◆ Directive ◆
In the listing that follows, how many lines contain the string "name"? Provide only the number.

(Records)
-.-.-

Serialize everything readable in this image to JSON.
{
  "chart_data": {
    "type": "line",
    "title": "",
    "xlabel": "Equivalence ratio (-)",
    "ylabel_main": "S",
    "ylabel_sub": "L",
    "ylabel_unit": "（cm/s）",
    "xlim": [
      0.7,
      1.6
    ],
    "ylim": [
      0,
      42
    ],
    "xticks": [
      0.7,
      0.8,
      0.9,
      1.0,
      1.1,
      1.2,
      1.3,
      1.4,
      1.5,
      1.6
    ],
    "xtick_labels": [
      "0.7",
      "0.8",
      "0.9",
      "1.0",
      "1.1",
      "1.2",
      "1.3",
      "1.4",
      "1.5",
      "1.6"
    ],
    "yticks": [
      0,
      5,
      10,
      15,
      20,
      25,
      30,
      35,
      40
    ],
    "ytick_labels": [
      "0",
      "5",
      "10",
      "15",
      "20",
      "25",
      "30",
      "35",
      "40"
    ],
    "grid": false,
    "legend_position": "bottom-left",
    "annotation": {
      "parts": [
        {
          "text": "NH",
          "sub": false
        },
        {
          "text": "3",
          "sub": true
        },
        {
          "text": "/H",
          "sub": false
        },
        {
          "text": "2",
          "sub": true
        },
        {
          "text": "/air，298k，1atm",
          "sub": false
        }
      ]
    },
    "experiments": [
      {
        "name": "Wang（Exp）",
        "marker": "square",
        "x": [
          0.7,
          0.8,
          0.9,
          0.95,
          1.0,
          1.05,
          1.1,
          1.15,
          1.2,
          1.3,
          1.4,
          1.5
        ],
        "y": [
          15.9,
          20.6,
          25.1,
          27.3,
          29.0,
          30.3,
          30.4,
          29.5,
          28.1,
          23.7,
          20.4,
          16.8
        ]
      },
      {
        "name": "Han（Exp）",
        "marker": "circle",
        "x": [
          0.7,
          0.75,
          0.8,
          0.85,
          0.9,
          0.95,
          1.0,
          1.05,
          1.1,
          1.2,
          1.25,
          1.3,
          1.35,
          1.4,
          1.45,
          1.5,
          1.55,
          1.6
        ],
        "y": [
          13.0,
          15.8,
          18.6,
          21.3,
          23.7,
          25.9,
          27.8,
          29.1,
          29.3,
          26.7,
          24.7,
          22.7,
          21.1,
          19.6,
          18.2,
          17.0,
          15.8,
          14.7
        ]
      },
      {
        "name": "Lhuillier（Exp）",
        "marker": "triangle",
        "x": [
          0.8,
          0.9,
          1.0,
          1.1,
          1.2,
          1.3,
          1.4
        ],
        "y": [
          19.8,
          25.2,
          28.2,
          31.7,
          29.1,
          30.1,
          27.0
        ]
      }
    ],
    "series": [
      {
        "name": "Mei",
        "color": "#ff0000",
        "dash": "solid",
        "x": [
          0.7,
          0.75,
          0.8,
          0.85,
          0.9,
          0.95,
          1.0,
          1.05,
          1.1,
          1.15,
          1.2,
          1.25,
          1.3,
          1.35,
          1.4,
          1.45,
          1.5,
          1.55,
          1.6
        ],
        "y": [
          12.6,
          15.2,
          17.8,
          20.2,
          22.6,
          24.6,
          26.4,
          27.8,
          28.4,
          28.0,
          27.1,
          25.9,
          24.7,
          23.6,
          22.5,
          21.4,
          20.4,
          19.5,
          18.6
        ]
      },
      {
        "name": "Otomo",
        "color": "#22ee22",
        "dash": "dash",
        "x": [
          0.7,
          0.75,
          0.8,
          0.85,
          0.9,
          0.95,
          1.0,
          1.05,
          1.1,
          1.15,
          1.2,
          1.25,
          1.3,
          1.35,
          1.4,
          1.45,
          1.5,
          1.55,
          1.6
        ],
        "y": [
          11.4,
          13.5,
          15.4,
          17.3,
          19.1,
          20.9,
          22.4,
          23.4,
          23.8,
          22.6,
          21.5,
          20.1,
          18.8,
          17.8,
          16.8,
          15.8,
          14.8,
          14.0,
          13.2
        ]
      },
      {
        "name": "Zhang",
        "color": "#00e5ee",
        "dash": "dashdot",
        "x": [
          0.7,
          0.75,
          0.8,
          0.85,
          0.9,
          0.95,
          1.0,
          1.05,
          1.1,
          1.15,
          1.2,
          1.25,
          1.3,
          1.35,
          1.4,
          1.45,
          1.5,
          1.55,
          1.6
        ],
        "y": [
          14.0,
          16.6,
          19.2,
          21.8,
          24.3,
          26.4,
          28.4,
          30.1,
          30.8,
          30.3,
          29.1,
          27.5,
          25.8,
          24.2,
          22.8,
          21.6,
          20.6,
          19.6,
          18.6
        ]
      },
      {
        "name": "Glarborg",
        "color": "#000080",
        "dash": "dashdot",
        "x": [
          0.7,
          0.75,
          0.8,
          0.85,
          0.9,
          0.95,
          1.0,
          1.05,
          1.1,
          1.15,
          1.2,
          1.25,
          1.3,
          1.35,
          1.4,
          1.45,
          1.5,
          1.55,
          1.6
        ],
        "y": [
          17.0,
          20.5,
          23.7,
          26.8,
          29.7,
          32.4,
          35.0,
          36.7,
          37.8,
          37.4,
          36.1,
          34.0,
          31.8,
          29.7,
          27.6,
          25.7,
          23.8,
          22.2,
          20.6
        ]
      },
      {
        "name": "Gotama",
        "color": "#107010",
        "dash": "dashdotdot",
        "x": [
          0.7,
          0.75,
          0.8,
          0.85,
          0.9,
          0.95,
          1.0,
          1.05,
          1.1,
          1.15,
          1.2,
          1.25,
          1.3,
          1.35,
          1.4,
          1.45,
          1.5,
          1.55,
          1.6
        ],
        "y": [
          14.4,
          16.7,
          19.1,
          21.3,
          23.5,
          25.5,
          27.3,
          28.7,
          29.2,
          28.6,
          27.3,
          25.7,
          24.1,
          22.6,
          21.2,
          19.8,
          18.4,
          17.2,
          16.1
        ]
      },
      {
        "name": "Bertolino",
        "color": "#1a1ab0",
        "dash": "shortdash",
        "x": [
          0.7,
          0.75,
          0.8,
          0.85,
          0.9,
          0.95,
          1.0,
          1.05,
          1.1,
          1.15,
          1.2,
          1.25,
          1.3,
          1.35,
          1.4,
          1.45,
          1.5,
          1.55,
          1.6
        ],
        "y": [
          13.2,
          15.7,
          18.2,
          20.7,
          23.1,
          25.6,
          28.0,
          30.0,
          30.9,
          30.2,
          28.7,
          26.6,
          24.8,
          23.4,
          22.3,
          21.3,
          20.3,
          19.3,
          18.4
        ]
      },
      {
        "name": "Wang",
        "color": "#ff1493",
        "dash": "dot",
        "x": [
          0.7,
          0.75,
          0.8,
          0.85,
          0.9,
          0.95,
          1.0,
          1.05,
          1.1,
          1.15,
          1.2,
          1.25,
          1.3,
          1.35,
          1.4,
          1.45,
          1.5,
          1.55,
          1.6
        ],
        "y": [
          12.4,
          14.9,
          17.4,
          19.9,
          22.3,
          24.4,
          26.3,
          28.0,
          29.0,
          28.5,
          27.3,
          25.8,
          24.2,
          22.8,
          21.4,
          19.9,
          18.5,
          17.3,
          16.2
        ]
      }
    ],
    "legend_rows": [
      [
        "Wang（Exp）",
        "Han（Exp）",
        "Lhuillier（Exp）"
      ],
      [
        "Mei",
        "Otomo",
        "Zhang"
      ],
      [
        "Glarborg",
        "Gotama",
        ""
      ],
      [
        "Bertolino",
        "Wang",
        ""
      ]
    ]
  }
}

-.-.-

◆ Result of the task ◆
10